Look through the records that follow. Copy every line containing the word "kepada".

§ INFORMATION PROVIDED:
○ ○ ○

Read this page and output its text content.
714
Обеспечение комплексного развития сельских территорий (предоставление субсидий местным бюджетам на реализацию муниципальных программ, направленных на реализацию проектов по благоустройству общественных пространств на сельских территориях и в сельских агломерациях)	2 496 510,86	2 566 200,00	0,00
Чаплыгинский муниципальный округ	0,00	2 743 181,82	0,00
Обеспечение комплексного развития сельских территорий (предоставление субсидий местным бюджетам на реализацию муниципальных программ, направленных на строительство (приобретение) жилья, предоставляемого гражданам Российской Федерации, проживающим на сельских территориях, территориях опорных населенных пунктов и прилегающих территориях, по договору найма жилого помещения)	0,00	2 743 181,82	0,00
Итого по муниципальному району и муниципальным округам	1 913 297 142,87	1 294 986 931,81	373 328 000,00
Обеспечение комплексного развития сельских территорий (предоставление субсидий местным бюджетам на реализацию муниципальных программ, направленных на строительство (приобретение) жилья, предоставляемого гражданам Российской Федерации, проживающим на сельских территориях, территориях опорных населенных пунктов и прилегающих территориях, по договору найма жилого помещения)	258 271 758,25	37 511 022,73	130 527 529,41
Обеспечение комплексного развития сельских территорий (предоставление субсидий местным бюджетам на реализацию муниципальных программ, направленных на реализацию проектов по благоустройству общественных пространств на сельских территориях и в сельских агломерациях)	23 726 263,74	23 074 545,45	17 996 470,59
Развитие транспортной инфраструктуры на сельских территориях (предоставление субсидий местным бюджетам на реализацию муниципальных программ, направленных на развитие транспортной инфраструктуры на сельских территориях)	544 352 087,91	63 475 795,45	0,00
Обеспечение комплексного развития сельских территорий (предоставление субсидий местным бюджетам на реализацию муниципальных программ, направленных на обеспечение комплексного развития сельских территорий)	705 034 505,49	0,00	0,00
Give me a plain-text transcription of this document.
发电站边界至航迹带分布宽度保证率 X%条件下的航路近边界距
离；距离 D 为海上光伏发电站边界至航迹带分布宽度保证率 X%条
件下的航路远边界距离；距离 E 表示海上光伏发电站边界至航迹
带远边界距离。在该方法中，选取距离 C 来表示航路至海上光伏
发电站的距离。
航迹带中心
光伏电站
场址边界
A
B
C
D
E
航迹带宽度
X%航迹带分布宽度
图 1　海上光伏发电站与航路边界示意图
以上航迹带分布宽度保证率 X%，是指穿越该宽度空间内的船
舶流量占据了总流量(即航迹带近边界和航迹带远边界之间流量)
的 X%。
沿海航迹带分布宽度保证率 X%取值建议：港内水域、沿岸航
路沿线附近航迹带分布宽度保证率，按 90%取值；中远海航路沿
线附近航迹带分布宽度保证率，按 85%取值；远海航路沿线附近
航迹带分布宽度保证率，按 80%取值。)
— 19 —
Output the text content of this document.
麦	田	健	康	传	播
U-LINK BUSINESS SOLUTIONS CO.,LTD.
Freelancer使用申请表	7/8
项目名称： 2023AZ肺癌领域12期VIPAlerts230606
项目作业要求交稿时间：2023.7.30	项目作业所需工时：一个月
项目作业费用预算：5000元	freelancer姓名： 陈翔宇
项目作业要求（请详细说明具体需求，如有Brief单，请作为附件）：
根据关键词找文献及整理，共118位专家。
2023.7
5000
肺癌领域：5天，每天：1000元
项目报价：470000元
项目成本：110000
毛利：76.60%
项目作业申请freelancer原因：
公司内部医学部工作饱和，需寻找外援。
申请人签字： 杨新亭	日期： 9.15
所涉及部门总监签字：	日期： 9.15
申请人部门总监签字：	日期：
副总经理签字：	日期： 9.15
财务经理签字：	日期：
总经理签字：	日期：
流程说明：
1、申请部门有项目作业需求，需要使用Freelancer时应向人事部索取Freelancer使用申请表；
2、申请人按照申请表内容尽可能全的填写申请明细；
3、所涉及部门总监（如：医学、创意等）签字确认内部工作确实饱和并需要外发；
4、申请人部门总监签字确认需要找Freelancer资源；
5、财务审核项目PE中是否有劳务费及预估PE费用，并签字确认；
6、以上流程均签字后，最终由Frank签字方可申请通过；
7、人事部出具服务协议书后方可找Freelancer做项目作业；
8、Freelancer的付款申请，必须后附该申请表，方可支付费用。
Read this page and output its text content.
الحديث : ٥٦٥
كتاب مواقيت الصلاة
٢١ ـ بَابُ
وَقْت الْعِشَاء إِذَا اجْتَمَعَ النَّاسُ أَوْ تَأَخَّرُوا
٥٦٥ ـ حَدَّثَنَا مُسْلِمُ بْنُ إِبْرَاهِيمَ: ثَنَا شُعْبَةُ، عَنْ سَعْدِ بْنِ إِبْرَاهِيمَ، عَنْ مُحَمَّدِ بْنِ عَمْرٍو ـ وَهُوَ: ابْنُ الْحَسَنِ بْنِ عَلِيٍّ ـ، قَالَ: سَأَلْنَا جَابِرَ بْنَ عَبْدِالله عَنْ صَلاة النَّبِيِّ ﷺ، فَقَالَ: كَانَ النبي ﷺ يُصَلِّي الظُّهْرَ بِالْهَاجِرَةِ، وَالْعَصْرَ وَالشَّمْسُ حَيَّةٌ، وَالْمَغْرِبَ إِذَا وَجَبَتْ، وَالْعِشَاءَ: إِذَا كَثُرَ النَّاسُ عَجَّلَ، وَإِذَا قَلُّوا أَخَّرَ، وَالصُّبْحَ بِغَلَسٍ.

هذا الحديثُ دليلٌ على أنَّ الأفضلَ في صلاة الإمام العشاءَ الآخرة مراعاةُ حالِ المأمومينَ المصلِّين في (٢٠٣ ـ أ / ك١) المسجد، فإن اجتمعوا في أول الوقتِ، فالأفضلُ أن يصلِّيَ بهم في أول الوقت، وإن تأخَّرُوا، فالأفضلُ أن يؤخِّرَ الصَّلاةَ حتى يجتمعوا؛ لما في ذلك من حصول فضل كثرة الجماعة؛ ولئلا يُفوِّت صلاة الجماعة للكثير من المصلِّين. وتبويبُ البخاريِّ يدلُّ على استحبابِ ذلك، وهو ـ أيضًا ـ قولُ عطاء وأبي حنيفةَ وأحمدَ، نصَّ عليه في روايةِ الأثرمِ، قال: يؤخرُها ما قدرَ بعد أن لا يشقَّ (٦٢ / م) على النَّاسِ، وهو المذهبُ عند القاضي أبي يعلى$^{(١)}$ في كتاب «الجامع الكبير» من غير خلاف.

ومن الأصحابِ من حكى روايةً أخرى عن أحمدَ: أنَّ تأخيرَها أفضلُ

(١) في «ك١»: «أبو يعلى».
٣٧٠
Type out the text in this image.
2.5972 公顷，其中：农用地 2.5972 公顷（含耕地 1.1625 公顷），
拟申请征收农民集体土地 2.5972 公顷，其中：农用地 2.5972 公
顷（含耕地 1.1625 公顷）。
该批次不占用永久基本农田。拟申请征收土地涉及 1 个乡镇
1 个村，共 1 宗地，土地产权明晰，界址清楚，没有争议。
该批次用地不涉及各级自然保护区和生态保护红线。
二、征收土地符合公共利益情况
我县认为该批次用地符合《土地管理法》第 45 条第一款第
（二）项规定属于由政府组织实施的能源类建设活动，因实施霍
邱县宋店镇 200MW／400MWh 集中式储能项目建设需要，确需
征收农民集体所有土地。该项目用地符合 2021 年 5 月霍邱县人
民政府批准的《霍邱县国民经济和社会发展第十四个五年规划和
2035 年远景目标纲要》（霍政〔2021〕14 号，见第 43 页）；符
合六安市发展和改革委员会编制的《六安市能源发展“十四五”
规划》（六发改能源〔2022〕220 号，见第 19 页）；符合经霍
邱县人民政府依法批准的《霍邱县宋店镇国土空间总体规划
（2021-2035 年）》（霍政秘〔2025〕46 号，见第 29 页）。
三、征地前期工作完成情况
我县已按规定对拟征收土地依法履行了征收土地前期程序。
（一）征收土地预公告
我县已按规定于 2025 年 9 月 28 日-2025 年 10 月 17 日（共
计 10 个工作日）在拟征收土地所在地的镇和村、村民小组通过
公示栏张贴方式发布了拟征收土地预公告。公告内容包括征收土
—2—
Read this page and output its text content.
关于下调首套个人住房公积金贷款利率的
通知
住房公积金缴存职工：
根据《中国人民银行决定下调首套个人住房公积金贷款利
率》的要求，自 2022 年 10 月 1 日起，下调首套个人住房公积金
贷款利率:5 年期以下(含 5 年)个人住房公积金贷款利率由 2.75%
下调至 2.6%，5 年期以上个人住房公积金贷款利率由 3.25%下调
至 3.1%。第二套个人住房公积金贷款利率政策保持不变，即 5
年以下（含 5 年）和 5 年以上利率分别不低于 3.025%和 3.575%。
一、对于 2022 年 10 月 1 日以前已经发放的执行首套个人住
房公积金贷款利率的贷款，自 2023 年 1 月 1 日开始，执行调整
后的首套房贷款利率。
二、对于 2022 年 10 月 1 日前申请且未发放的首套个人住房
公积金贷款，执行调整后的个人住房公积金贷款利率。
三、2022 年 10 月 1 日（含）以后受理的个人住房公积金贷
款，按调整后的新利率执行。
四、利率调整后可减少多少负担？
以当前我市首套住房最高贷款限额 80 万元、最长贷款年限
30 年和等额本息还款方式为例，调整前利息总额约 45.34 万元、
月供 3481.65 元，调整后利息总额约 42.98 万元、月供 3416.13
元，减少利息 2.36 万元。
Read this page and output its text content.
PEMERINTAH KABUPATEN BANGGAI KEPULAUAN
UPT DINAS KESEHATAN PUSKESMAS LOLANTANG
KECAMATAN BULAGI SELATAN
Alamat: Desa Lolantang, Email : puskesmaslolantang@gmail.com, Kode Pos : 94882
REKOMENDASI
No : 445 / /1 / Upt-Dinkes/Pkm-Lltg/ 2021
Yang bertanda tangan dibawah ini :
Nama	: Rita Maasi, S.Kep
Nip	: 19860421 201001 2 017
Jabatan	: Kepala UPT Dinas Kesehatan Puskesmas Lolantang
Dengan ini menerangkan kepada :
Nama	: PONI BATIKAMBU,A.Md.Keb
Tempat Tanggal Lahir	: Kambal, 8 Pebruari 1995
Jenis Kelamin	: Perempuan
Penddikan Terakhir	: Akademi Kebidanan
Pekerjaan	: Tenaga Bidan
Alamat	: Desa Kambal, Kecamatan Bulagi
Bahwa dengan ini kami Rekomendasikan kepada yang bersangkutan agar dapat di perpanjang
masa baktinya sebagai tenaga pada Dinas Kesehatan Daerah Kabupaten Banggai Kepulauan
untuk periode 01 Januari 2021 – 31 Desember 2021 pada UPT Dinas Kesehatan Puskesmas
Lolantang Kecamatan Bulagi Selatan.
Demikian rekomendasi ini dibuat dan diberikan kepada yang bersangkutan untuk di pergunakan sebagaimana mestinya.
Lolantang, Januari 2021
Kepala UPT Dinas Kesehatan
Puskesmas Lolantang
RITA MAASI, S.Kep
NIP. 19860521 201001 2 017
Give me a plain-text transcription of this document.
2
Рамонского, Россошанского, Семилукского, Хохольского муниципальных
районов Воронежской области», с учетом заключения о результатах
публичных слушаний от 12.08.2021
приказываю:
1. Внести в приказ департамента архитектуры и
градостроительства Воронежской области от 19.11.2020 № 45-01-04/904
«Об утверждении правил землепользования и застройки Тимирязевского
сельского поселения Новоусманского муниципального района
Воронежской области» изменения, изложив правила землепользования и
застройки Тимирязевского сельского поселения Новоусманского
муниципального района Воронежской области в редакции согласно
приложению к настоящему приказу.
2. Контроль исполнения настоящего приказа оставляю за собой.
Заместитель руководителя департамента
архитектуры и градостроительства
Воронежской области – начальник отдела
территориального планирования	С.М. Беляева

○ ○ ○

§ ANSWER TO THIS TASK:
Dengan ini menerangkan kepada :
Bahwa dengan ini kami Rekomendasikan kepada yang bersangkutan agar dapat di perpanjang
Demikian rekomendasi ini dibuat dan diberikan kepada yang bersangkutan untuk di pergunakan sebagaimana mestinya.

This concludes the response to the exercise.